▶ [Data rows]
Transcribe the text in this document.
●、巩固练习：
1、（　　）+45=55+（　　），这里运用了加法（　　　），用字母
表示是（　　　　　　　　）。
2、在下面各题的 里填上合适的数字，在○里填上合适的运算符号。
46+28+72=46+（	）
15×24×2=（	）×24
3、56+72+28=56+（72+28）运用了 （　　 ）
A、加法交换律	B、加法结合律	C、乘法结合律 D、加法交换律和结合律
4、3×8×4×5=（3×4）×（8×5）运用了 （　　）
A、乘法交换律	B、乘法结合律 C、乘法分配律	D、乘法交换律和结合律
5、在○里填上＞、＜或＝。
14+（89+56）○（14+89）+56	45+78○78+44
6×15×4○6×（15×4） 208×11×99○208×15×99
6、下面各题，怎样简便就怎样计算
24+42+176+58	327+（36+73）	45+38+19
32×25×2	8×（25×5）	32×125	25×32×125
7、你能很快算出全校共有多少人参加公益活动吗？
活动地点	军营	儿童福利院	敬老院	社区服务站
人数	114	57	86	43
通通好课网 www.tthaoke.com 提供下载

▶ [Directive] Give only the number of lines in the material above where the string "乘法结合律" appears.

▶ [Response] 2